Pictures in the data below are not part of the copy; transcribe everything else exactly.

(Records from a data collection)
★ ★ ★
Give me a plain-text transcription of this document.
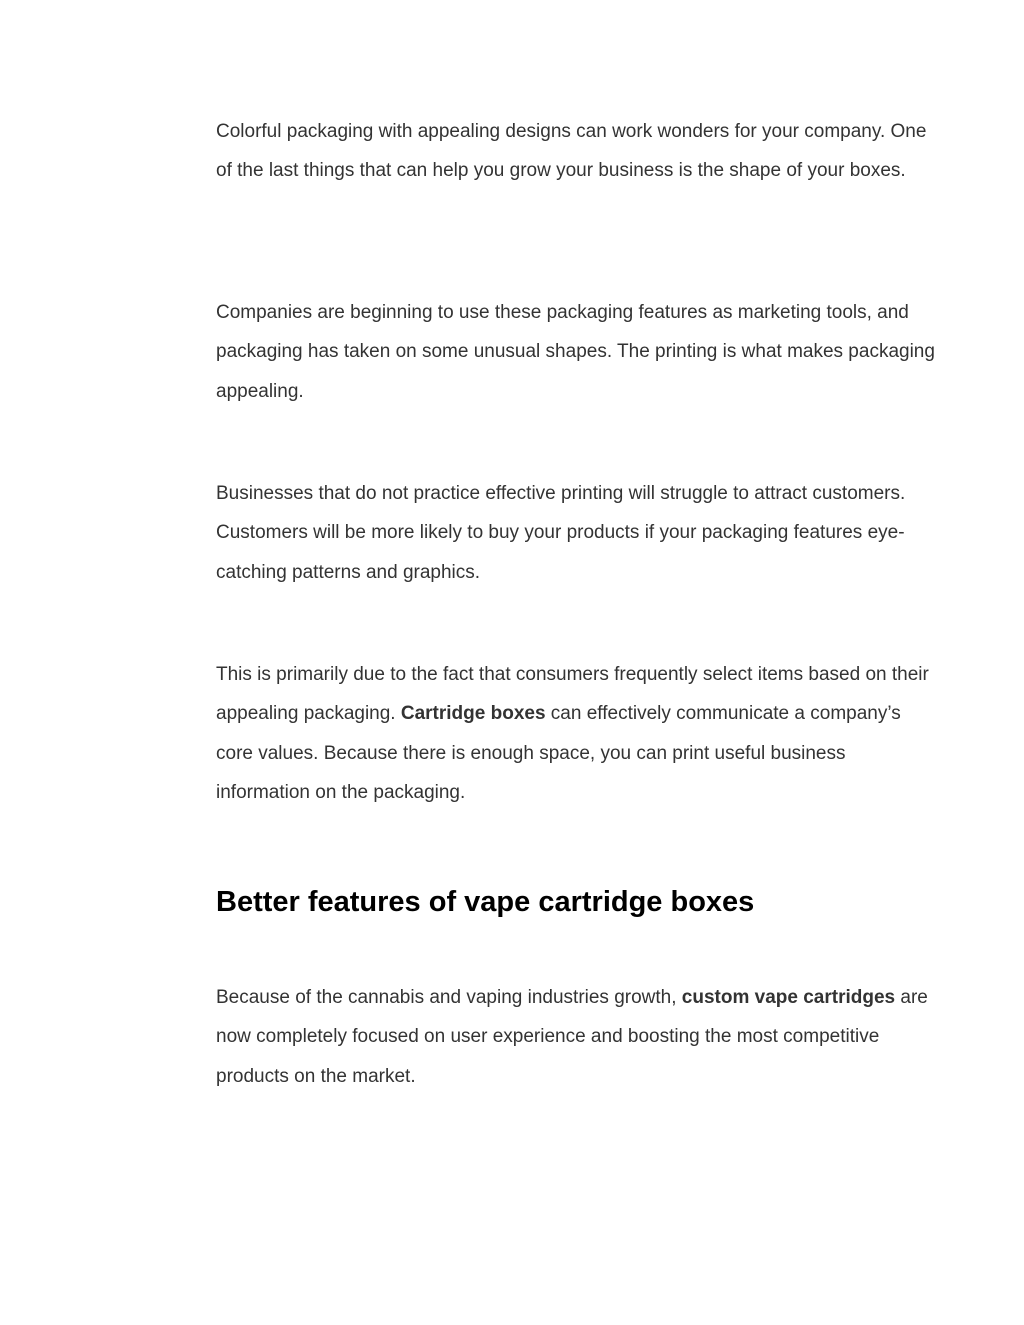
Colorful packaging with appealing designs can work wonders for your company. One of the last things that can help you grow your business is the shape of your boxes.

Companies are beginning to use these packaging features as marketing tools, and packaging has taken on some unusual shapes. The printing is what makes packaging appealing.

Businesses that do not practice effective printing will struggle to attract customers. Customers will be more likely to buy your products if your packaging features eye-catching patterns and graphics.

This is primarily due to the fact that consumers frequently select items based on their appealing packaging. Cartridge boxes can effectively communicate a company’s core values. Because there is enough space, you can print useful business information on the packaging.

Better features of vape cartridge boxes

Because of the cannabis and vaping industries growth, custom vape cartridges are now completely focused on user experience and boosting the most competitive products on the market.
★ ★ ★
## Final answer
Give me a plain-text transcription of this document.
Colorful packaging with appealing designs can work wonders for your company. One of the last things that can help you grow your business is the shape of your boxes.

Companies are beginning to use these packaging features as marketing tools, and packaging has taken on some unusual shapes. The printing is what makes packaging appealing.

Businesses that do not practice effective printing will struggle to attract customers. Customers will be more likely to buy your products if your packaging features eye-catching patterns and graphics.

This is primarily due to the fact that consumers frequently select items based on their appealing packaging. Cartridge boxes can effectively communicate a company’s core values. Because there is enough space, you can print useful business information on the packaging.

Better features of vape cartridge boxes

Because of the cannabis and vaping industries growth, custom vape cartridges are now completely focused on user experience and boosting the most competitive products on the market.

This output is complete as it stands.